Task objective |
Repeat the full listing below verbatim and keep the images out.

Figure record listings
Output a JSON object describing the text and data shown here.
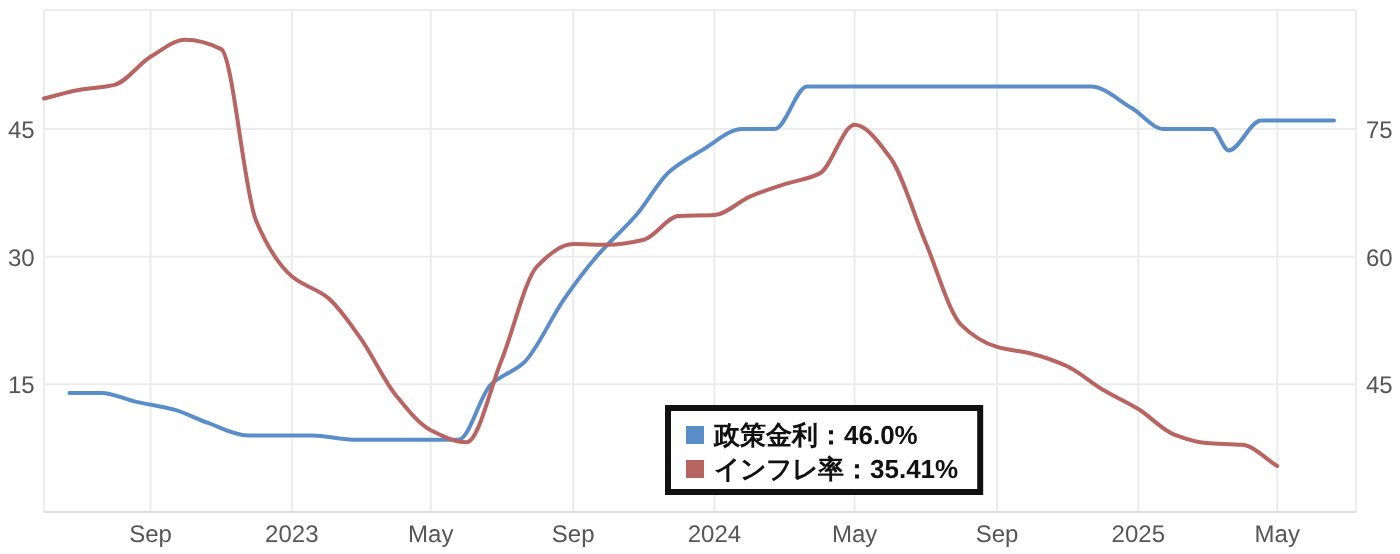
{
  "chart_data": {
    "type": "line",
    "xlim": [
      "2022-06-01",
      "2025-07-08"
    ],
    "xticks": [
      {
        "value": "2022-09-01",
        "label": "Sep"
      },
      {
        "value": "2023-01-01",
        "label": "2023"
      },
      {
        "value": "2023-05-01",
        "label": "May"
      },
      {
        "value": "2023-09-01",
        "label": "Sep"
      },
      {
        "value": "2024-01-01",
        "label": "2024"
      },
      {
        "value": "2024-05-01",
        "label": "May"
      },
      {
        "value": "2024-09-01",
        "label": "Sep"
      },
      {
        "value": "2025-01-01",
        "label": "2025"
      },
      {
        "value": "2025-05-01",
        "label": "May"
      }
    ],
    "ylim": [
      0,
      59
    ],
    "yticks": [
      15,
      30,
      45
    ],
    "y2lim": [
      30,
      89
    ],
    "y2ticks": [
      45,
      60,
      75
    ],
    "grid": true,
    "legend": "bottom",
    "marker": "none",
    "line_style": "solid",
    "series": [
      {
        "name": "政策金利：46.0%",
        "color": "#5b8ec9",
        "axis": "y",
        "x": [
          "2022-06-23",
          "2022-07-21",
          "2022-08-18",
          "2022-09-22",
          "2022-10-20",
          "2022-11-24",
          "2022-12-22",
          "2023-01-19",
          "2023-02-23",
          "2023-03-23",
          "2023-04-27",
          "2023-05-25",
          "2023-06-22",
          "2023-07-20",
          "2023-08-24",
          "2023-09-21",
          "2023-10-26",
          "2023-11-23",
          "2023-12-21",
          "2024-01-25",
          "2024-02-22",
          "2024-03-21",
          "2024-04-25",
          "2024-06-27",
          "2024-08-20",
          "2024-10-17",
          "2024-11-21",
          "2024-12-26",
          "2025-01-23",
          "2025-03-06",
          "2025-03-20",
          "2025-04-17",
          "2025-06-19"
        ],
        "values": [
          14,
          14,
          13,
          12,
          10.5,
          9,
          9,
          9,
          8.5,
          8.5,
          8.5,
          8.5,
          15,
          17.5,
          25,
          30,
          35,
          40,
          42.5,
          45,
          45,
          50,
          50,
          50,
          50,
          50,
          50,
          47.5,
          45,
          45,
          42.5,
          46,
          46
        ]
      },
      {
        "name": "インフレ率：35.41%",
        "color": "#b86562",
        "axis": "y2",
        "x": [
          "2022-06-01",
          "2022-07-01",
          "2022-08-01",
          "2022-09-01",
          "2022-10-01",
          "2022-11-01",
          "2022-12-01",
          "2023-01-01",
          "2023-02-01",
          "2023-03-01",
          "2023-04-01",
          "2023-05-01",
          "2023-06-01",
          "2023-07-01",
          "2023-08-01",
          "2023-09-01",
          "2023-10-01",
          "2023-11-01",
          "2023-12-01",
          "2024-01-01",
          "2024-02-01",
          "2024-03-01",
          "2024-04-01",
          "2024-05-01",
          "2024-06-01",
          "2024-07-01",
          "2024-08-01",
          "2024-09-01",
          "2024-10-01",
          "2024-11-01",
          "2024-12-01",
          "2025-01-01",
          "2025-02-01",
          "2025-03-01",
          "2025-04-01",
          "2025-05-01"
        ],
        "values": [
          78.6,
          79.6,
          80.2,
          83.5,
          85.5,
          84.4,
          64.3,
          57.7,
          55.2,
          50.5,
          43.7,
          39.6,
          38.2,
          47.8,
          58.9,
          61.5,
          61.4,
          62,
          64.8,
          64.9,
          67.1,
          68.5,
          69.8,
          75.5,
          71.6,
          61.8,
          52,
          49.4,
          48.6,
          47.1,
          44.4,
          42.1,
          39.1,
          38.1,
          37.9,
          35.4
        ]
      }
    ]
  }
}
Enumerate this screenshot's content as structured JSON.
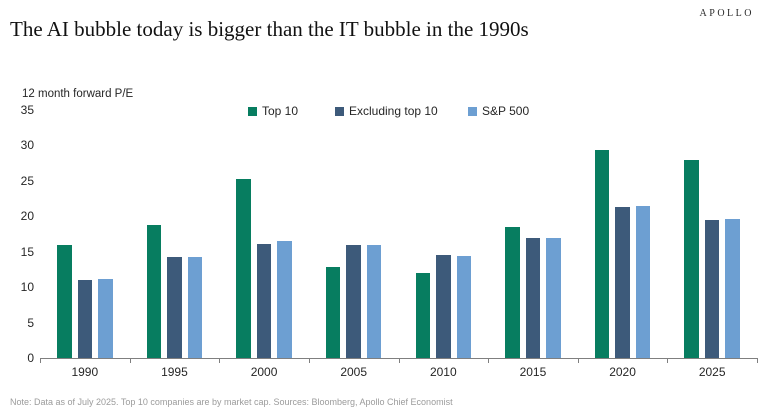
{
  "brand": "APOLLO",
  "note": "Note: Data as of July 2025. Top 10 companies are by market cap. Sources: Bloomberg, Apollo Chief Economist",
  "chart_data": {
    "type": "bar",
    "title": "The AI bubble today is bigger than the IT bubble in the 1990s",
    "axis_title": "12 month forward P/E",
    "categories": [
      "1990",
      "1995",
      "2000",
      "2005",
      "2010",
      "2015",
      "2020",
      "2025"
    ],
    "series": [
      {
        "name": "Top 10",
        "color": "#077d60",
        "values": [
          15.9,
          18.8,
          25.2,
          12.8,
          12.0,
          18.5,
          29.3,
          28.0
        ]
      },
      {
        "name": "Excluding top 10",
        "color": "#3d5a7a",
        "values": [
          11.0,
          14.2,
          16.1,
          16.0,
          14.5,
          17.0,
          21.3,
          19.5
        ]
      },
      {
        "name": "S&P 500",
        "color": "#6d9fd2",
        "values": [
          11.1,
          14.3,
          16.5,
          16.0,
          14.4,
          17.0,
          21.5,
          19.6
        ]
      }
    ],
    "ylim": [
      0,
      35
    ],
    "ytick_step": 5,
    "grid": false,
    "legend_position": "top"
  }
}
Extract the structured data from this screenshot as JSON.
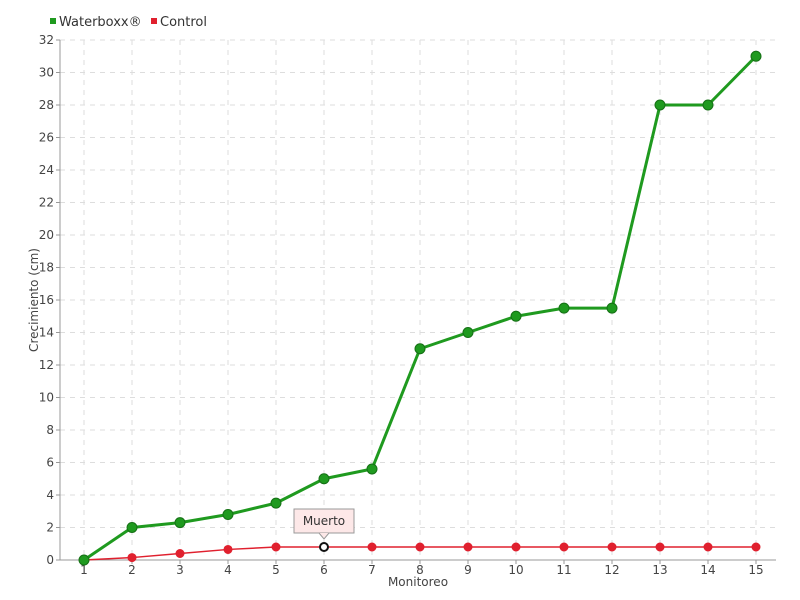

Task response |
Output a JSON object describing the text and data shown here.
{
  "chart_data": {
    "type": "line",
    "xlim": [
      "2022-06-01",
      "2025-07-08"
    ],
    "xticks": [
      {
        "value": "2022-09-01",
        "label": "Sep"
      },
      {
        "value": "2023-01-01",
        "label": "2023"
      },
      {
        "value": "2023-05-01",
        "label": "May"
      },
      {
        "value": "2023-09-01",
        "label": "Sep"
      },
      {
        "value": "2024-01-01",
        "label": "2024"
      },
      {
        "value": "2024-05-01",
        "label": "May"
      },
      {
        "value": "2024-09-01",
        "label": "Sep"
      },
      {
        "value": "2025-01-01",
        "label": "2025"
      },
      {
        "value": "2025-05-01",
        "label": "May"
      }
    ],
    "ylim": [
      0,
      59
    ],
    "yticks": [
      15,
      30,
      45
    ],
    "y2lim": [
      30,
      89
    ],
    "y2ticks": [
      45,
      60,
      75
    ],
    "grid": true,
    "legend": "bottom",
    "marker": "none",
    "line_style": "solid",
    "series": [
      {
        "name": "政策金利：46.0%",
        "color": "#5b8ec9",
        "axis": "y",
        "x": [
          "2022-06-23",
          "2022-07-21",
          "2022-08-18",
          "2022-09-22",
          "2022-10-20",
          "2022-11-24",
          "2022-12-22",
          "2023-01-19",
          "2023-02-23",
          "2023-03-23",
          "2023-04-27",
          "2023-05-25",
          "2023-06-22",
          "2023-07-20",
          "2023-08-24",
          "2023-09-21",
          "2023-10-26",
          "2023-11-23",
          "2023-12-21",
          "2024-01-25",
          "2024-02-22",
          "2024-03-21",
          "2024-04-25",
          "2024-06-27",
          "2024-08-20",
          "2024-10-17",
          "2024-11-21",
          "2024-12-26",
          "2025-01-23",
          "2025-03-06",
          "2025-03-20",
          "2025-04-17",
          "2025-06-19"
        ],
        "values": [
          14,
          14,
          13,
          12,
          10.5,
          9,
          9,
          9,
          8.5,
          8.5,
          8.5,
          8.5,
          15,
          17.5,
          25,
          30,
          35,
          40,
          42.5,
          45,
          45,
          50,
          50,
          50,
          50,
          50,
          50,
          47.5,
          45,
          45,
          42.5,
          46,
          46
        ]
      },
      {
        "name": "インフレ率：35.41%",
        "color": "#b86562",
        "axis": "y2",
        "x": [
          "2022-06-01",
          "2022-07-01",
          "2022-08-01",
          "2022-09-01",
          "2022-10-01",
          "2022-11-01",
          "2022-12-01",
          "2023-01-01",
          "2023-02-01",
          "2023-03-01",
          "2023-04-01",
          "2023-05-01",
          "2023-06-01",
          "2023-07-01",
          "2023-08-01",
          "2023-09-01",
          "2023-10-01",
          "2023-11-01",
          "2023-12-01",
          "2024-01-01",
          "2024-02-01",
          "2024-03-01",
          "2024-04-01",
          "2024-05-01",
          "2024-06-01",
          "2024-07-01",
          "2024-08-01",
          "2024-09-01",
          "2024-10-01",
          "2024-11-01",
          "2024-12-01",
          "2025-01-01",
          "2025-02-01",
          "2025-03-01",
          "2025-04-01",
          "2025-05-01"
        ],
        "values": [
          78.6,
          79.6,
          80.2,
          83.5,
          85.5,
          84.4,
          64.3,
          57.7,
          55.2,
          50.5,
          43.7,
          39.6,
          38.2,
          47.8,
          58.9,
          61.5,
          61.4,
          62,
          64.8,
          64.9,
          67.1,
          68.5,
          69.8,
          75.5,
          71.6,
          61.8,
          52,
          49.4,
          48.6,
          47.1,
          44.4,
          42.1,
          39.1,
          38.1,
          37.9,
          35.4
        ]
      }
    ]
  }
}
Enumerate this screenshot's content as structured JSON.
{
  "brand": "APOLLO",
  "note": "Note: Data as of July 2025. Top 10 companies are by market cap. Sources: Bloomberg, Apollo Chief Economist",
  "chart_data": {
    "type": "bar",
    "title": "The AI bubble today is bigger than the IT bubble in the 1990s",
    "axis_title": "12 month forward P/E",
    "categories": [
      "1990",
      "1995",
      "2000",
      "2005",
      "2010",
      "2015",
      "2020",
      "2025"
    ],
    "series": [
      {
        "name": "Top 10",
        "color": "#077d60",
        "values": [
          15.9,
          18.8,
          25.2,
          12.8,
          12.0,
          18.5,
          29.3,
          28.0
        ]
      },
      {
        "name": "Excluding top 10",
        "color": "#3d5a7a",
        "values": [
          11.0,
          14.2,
          16.1,
          16.0,
          14.5,
          17.0,
          21.3,
          19.5
        ]
      },
      {
        "name": "S&P 500",
        "color": "#6d9fd2",
        "values": [
          11.1,
          14.3,
          16.5,
          16.0,
          14.4,
          17.0,
          21.5,
          19.6
        ]
      }
    ],
    "ylim": [
      0,
      35
    ],
    "ytick_step": 5,
    "grid": false,
    "legend_position": "top"
  }
}
Extract the structured data from this screenshot as JSON.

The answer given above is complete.